Stored data:
---+---

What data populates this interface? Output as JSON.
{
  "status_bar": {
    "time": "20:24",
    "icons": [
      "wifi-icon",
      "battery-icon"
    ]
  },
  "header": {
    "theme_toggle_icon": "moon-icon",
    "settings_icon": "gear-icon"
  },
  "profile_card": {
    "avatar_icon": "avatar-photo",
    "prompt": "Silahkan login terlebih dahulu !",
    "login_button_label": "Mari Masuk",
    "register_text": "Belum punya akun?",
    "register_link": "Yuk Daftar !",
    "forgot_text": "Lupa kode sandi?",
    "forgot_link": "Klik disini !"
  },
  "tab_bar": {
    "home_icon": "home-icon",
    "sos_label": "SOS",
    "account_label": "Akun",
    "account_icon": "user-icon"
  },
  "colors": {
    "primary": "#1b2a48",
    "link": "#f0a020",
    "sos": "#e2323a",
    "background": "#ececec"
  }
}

---+---

§ What this task involves
Write out the full listing exactly as given.

§ Output
What data populates this interface? Output as JSON.
{
  "status_bar": {
    "time": "20:24",
    "icons": [
      "wifi-icon",
      "battery-icon"
    ]
  },
  "header": {
    "theme_toggle_icon": "moon-icon",
    "settings_icon": "gear-icon"
  },
  "profile_card": {
    "avatar_icon": "avatar-photo",
    "prompt": "Silahkan login terlebih dahulu !",
    "login_button_label": "Mari Masuk",
    "register_text": "Belum punya akun?",
    "register_link": "Yuk Daftar !",
    "forgot_text": "Lupa kode sandi?",
    "forgot_link": "Klik disini !"
  },
  "tab_bar": {
    "home_icon": "home-icon",
    "sos_label": "SOS",
    "account_label": "Akun",
    "account_icon": "user-icon"
  },
  "colors": {
    "primary": "#1b2a48",
    "link": "#f0a020",
    "sos": "#e2323a",
    "background": "#ececec"
  }
}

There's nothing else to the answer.